YOUR OBJECTIVE
Pull every line of the entries that has the word "vista".

Data records
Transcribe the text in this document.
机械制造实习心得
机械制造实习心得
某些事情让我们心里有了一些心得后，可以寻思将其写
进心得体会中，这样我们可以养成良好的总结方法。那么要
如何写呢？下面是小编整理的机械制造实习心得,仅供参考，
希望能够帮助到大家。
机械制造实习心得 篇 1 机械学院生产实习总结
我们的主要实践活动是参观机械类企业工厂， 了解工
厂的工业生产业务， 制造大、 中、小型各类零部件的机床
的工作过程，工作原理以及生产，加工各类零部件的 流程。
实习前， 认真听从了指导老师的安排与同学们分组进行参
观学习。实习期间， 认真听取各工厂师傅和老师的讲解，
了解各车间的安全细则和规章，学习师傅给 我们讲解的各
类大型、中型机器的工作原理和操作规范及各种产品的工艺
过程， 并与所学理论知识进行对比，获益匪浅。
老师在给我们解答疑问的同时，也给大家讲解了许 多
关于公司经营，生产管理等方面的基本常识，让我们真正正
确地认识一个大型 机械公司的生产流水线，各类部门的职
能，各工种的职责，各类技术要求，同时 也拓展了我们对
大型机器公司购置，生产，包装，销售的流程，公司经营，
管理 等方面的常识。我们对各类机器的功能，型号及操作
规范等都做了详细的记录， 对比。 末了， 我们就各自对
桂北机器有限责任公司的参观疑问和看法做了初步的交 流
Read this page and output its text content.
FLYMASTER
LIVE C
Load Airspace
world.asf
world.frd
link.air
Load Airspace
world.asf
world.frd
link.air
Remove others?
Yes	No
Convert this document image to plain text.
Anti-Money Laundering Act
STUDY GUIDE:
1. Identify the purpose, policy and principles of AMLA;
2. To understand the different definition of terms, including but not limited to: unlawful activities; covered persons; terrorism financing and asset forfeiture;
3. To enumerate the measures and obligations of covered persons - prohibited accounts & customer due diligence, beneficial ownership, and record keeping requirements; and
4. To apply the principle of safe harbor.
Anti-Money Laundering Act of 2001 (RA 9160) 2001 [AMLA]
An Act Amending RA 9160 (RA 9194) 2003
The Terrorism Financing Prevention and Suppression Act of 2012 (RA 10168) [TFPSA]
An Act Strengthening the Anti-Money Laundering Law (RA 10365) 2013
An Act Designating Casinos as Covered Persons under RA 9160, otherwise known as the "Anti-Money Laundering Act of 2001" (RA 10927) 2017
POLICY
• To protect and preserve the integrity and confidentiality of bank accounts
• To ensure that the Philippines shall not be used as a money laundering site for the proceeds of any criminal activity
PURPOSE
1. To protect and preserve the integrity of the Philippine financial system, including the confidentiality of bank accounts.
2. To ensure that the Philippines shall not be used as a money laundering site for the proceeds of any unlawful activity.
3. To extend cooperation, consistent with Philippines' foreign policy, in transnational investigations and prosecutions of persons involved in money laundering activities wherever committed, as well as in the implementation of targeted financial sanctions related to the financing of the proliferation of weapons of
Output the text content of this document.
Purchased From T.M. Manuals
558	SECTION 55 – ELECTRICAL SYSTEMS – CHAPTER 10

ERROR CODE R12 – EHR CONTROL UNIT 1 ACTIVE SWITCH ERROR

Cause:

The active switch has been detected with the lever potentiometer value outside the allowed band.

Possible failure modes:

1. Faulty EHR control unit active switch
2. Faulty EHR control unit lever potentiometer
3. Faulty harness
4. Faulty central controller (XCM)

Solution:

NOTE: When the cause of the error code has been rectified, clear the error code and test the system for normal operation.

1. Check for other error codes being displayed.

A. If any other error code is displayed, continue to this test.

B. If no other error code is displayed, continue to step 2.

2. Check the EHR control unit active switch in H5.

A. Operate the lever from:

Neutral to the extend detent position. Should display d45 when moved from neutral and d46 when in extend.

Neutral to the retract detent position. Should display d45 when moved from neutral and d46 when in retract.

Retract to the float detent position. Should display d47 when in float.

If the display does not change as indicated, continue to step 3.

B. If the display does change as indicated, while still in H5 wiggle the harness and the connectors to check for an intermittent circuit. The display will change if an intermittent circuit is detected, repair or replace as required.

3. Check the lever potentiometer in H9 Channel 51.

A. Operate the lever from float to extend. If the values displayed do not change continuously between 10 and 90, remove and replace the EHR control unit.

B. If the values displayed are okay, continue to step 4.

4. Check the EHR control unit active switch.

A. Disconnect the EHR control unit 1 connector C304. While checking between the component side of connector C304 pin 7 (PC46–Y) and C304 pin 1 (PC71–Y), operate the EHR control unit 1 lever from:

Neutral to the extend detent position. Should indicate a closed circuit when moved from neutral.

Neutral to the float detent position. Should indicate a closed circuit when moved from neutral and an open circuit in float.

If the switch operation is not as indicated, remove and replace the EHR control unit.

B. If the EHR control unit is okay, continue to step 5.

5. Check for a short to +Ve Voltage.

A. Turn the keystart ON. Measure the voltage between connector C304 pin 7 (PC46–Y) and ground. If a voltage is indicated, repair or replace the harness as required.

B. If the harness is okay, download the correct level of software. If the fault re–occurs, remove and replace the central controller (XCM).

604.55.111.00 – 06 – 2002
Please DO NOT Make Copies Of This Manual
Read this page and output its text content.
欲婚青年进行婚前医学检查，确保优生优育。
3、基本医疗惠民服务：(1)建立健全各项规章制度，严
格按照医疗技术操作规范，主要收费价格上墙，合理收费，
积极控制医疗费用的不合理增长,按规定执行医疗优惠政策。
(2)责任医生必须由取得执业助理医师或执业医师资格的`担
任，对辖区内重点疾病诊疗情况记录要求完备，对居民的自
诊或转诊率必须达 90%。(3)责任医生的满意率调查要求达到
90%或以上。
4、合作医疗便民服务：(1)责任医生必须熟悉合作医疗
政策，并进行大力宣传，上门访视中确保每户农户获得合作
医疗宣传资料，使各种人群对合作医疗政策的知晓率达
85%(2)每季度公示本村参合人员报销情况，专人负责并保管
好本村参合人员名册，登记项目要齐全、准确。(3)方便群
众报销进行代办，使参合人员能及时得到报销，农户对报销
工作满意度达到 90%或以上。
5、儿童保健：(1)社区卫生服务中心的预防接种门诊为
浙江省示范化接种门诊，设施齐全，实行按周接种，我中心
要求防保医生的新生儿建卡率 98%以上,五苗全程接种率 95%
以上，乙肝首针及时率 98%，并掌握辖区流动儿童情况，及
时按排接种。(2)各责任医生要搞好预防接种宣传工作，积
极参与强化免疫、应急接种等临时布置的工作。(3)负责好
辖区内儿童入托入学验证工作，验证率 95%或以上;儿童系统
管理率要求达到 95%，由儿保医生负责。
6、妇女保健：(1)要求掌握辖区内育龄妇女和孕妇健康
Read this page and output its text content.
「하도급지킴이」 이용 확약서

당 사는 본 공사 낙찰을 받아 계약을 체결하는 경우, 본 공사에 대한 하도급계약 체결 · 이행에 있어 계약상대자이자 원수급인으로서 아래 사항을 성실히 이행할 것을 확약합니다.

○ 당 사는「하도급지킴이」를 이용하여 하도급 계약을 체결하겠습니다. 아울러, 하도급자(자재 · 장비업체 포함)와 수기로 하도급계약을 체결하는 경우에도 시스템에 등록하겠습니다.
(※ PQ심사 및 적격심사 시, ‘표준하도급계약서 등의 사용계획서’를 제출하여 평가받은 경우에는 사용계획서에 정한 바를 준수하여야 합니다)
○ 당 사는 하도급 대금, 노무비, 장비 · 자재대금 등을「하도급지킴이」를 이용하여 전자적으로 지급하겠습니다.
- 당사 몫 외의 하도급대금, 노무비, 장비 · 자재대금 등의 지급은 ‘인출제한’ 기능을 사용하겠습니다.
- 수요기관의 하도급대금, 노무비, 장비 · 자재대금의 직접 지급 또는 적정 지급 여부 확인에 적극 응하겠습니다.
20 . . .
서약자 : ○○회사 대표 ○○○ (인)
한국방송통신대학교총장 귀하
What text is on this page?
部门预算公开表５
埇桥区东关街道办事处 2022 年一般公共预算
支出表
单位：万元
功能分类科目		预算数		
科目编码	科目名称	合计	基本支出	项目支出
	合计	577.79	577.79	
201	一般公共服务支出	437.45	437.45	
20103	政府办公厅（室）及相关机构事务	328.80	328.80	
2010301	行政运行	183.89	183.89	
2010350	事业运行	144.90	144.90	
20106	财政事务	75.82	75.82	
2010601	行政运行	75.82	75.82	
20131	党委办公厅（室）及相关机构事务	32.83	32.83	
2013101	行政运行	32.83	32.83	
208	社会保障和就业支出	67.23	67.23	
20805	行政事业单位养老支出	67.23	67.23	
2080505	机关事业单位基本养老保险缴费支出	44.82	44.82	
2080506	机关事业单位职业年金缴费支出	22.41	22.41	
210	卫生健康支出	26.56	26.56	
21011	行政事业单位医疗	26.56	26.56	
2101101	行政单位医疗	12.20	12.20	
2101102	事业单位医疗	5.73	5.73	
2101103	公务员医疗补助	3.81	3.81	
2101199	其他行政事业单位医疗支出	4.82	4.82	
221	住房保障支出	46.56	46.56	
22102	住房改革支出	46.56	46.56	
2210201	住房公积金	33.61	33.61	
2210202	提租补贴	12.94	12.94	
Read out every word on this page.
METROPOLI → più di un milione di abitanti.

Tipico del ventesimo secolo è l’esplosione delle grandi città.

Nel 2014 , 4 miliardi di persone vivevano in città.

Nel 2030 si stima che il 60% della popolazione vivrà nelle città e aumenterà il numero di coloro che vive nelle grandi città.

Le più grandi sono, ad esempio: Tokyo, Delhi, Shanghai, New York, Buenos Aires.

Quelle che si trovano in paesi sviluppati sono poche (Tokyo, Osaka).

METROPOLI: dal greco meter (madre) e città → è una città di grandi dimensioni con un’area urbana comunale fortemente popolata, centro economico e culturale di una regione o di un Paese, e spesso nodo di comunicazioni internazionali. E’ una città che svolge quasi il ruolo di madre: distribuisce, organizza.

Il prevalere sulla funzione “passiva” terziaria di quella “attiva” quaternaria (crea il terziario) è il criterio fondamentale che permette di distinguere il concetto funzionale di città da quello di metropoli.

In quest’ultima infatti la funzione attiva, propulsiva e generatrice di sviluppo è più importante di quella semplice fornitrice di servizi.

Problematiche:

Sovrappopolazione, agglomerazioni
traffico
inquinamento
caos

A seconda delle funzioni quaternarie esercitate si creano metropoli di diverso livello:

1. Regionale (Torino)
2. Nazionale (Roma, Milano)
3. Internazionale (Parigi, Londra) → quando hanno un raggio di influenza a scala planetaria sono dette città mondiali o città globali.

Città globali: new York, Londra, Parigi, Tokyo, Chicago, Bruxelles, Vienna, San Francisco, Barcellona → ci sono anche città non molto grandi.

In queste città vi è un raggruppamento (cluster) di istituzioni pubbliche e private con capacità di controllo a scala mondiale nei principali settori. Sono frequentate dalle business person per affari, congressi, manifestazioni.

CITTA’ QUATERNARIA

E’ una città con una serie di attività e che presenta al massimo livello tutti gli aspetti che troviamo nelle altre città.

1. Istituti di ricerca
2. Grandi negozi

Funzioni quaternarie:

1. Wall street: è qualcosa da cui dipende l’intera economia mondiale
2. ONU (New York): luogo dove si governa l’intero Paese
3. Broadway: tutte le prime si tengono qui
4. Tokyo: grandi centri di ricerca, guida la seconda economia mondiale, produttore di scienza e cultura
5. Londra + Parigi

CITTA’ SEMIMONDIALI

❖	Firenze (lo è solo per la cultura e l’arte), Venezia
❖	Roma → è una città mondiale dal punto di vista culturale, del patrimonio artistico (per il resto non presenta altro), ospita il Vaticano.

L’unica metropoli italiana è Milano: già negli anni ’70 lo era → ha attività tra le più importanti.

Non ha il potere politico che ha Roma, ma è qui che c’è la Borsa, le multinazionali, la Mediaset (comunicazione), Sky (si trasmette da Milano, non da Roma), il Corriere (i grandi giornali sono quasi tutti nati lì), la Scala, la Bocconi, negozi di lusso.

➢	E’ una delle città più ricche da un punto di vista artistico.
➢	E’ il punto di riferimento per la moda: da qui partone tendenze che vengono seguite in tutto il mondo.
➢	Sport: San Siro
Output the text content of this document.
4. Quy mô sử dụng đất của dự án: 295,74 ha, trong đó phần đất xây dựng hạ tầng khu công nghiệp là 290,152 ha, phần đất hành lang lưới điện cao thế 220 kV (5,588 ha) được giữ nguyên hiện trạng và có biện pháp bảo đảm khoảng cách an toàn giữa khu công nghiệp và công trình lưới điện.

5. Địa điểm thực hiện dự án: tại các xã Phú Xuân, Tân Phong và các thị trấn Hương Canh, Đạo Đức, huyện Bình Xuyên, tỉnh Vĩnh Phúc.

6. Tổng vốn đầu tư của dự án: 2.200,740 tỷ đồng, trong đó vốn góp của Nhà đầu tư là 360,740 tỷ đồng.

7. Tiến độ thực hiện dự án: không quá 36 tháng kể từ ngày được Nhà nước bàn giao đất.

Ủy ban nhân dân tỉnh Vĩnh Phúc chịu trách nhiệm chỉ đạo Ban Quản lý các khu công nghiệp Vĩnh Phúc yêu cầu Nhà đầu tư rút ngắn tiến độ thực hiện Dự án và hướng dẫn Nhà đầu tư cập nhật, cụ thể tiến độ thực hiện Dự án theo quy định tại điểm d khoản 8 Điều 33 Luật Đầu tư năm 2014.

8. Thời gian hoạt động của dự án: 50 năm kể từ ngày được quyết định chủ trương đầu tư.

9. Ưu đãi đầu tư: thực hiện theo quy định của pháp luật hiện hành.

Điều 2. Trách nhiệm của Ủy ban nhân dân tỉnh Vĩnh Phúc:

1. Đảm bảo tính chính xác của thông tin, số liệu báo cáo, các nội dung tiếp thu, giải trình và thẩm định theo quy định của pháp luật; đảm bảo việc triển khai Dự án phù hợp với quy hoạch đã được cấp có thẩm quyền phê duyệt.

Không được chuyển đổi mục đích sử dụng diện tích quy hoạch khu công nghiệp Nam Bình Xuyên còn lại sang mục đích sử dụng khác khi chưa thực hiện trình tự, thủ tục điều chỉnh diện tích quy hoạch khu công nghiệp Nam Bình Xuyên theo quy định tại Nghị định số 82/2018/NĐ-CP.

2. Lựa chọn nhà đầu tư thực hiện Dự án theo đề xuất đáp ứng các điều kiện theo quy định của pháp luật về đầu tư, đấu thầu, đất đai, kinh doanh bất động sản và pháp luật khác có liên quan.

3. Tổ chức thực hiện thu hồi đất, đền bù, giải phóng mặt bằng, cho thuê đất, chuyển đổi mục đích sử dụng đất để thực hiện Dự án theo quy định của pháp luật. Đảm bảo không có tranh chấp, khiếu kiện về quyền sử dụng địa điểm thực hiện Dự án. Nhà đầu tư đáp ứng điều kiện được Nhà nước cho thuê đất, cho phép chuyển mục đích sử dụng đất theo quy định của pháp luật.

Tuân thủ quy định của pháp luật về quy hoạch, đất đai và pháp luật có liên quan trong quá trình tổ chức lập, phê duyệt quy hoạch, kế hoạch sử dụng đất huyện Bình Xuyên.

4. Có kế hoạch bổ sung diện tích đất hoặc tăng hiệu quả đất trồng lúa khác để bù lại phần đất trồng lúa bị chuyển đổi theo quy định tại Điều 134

RESPONSE TO THIS EXERCISE
❖	Roma → è una città mondiale dal punto di vista culturale, del patrimonio artistico (per il resto non presenta altro), ospita il Vaticano.
➢	E’ una delle città più ricche da un punto di vista artistico.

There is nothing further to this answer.